- DATASET ROWS:

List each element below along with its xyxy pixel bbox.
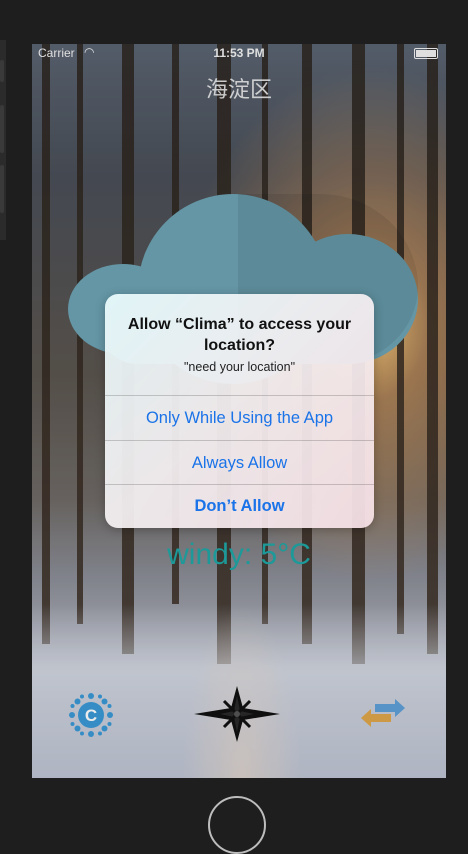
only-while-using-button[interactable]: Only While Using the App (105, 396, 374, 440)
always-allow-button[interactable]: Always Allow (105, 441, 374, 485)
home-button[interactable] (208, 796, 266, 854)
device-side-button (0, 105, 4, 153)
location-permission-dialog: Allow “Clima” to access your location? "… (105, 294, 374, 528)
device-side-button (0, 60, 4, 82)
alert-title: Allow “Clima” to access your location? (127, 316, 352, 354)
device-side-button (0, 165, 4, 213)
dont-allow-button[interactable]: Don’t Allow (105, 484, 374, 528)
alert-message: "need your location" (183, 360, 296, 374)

- EXERCISE OBJECTIVE: Copy every line of the item above word for word, leaving out the picture.

- RESPONSE FOR THIS EXERCISE:
List each element below along with its xyxy pixel bbox.
only-while-using-button[interactable]: Only While Using the App (105, 396, 374, 440)
always-allow-button[interactable]: Always Allow (105, 441, 374, 485)
home-button[interactable] (208, 796, 266, 854)
device-side-button (0, 105, 4, 153)
location-permission-dialog: Allow “Clima” to access your location? "… (105, 294, 374, 528)
device-side-button (0, 60, 4, 82)
alert-title: Allow “Clima” to access your location? (127, 316, 352, 354)
device-side-button (0, 165, 4, 213)
dont-allow-button[interactable]: Don’t Allow (105, 484, 374, 528)
alert-message: "need your location" (183, 360, 296, 374)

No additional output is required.